— begin —

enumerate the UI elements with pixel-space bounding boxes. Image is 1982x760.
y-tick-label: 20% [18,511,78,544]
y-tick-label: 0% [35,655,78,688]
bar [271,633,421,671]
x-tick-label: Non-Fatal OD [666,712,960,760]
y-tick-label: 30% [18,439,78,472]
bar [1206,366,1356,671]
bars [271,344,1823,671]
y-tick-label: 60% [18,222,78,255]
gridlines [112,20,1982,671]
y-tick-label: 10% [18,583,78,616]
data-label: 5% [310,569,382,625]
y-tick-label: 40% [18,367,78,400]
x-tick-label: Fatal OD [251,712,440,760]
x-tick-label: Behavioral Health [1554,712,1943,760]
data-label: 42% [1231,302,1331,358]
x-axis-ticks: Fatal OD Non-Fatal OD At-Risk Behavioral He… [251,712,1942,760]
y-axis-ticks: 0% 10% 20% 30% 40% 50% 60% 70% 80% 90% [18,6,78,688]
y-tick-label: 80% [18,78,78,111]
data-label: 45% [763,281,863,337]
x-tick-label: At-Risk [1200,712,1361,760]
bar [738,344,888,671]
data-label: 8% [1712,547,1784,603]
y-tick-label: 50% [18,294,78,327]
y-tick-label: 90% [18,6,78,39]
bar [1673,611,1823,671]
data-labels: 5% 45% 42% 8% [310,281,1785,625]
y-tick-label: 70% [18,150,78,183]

— end —

◆ **EXERCISE TASK**: Please copy out every line of the listing above, character for character.

◆ **RESULT FOR THIS TASK**:
enumerate the UI elements with pixel-space bounding boxes. Image is 1982x760.
y-tick-label: 20% [18,511,78,544]
y-tick-label: 0% [35,655,78,688]
bar [271,633,421,671]
x-tick-label: Non-Fatal OD [666,712,960,760]
y-tick-label: 30% [18,439,78,472]
bar [1206,366,1356,671]
bars [271,344,1823,671]
y-tick-label: 60% [18,222,78,255]
gridlines [112,20,1982,671]
y-tick-label: 10% [18,583,78,616]
data-label: 5% [310,569,382,625]
y-tick-label: 40% [18,367,78,400]
x-tick-label: Fatal OD [251,712,440,760]
x-tick-label: Behavioral Health [1554,712,1943,760]
data-label: 42% [1231,302,1331,358]
x-axis-ticks: Fatal OD Non-Fatal OD At-Risk Behavioral He… [251,712,1942,760]
y-axis-ticks: 0% 10% 20% 30% 40% 50% 60% 70% 80% 90% [18,6,78,688]
y-tick-label: 80% [18,78,78,111]
data-label: 45% [763,281,863,337]
x-tick-label: At-Risk [1200,712,1361,760]
bar [738,344,888,671]
data-label: 8% [1712,547,1784,603]
y-tick-label: 50% [18,294,78,327]
y-tick-label: 90% [18,6,78,39]
bar [1673,611,1823,671]
data-labels: 5% 45% 42% 8% [310,281,1785,625]
y-tick-label: 70% [18,150,78,183]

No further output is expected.